WHAT YOU ARE ASKED TO DO |
Write out the listing beneath this instruction in its entirety, exactly as it reads.

-------

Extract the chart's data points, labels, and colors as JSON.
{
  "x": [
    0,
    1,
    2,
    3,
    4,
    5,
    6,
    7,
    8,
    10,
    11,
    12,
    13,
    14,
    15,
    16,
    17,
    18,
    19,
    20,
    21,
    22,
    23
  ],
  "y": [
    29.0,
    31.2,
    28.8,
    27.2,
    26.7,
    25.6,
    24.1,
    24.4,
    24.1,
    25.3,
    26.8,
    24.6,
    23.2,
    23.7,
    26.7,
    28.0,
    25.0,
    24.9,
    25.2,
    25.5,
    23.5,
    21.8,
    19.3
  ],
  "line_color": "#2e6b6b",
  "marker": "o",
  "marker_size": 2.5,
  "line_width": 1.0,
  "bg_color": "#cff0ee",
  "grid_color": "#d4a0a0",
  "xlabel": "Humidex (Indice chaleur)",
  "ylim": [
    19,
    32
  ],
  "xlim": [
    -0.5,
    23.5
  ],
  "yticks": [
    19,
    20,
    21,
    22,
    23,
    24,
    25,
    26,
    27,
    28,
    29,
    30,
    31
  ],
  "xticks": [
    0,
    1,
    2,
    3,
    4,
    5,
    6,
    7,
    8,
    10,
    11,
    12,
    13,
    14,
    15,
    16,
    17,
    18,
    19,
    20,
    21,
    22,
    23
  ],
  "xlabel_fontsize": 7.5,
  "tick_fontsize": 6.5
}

-------

THE SOLUTION |
Extract the chart's data points, labels, and colors as JSON.
{
  "x": [
    0,
    1,
    2,
    3,
    4,
    5,
    6,
    7,
    8,
    10,
    11,
    12,
    13,
    14,
    15,
    16,
    17,
    18,
    19,
    20,
    21,
    22,
    23
  ],
  "y": [
    29.0,
    31.2,
    28.8,
    27.2,
    26.7,
    25.6,
    24.1,
    24.4,
    24.1,
    25.3,
    26.8,
    24.6,
    23.2,
    23.7,
    26.7,
    28.0,
    25.0,
    24.9,
    25.2,
    25.5,
    23.5,
    21.8,
    19.3
  ],
  "line_color": "#2e6b6b",
  "marker": "o",
  "marker_size": 2.5,
  "line_width": 1.0,
  "bg_color": "#cff0ee",
  "grid_color": "#d4a0a0",
  "xlabel": "Humidex (Indice chaleur)",
  "ylim": [
    19,
    32
  ],
  "xlim": [
    -0.5,
    23.5
  ],
  "yticks": [
    19,
    20,
    21,
    22,
    23,
    24,
    25,
    26,
    27,
    28,
    29,
    30,
    31
  ],
  "xticks": [
    0,
    1,
    2,
    3,
    4,
    5,
    6,
    7,
    8,
    10,
    11,
    12,
    13,
    14,
    15,
    16,
    17,
    18,
    19,
    20,
    21,
    22,
    23
  ],
  "xlabel_fontsize": 7.5,
  "tick_fontsize": 6.5
}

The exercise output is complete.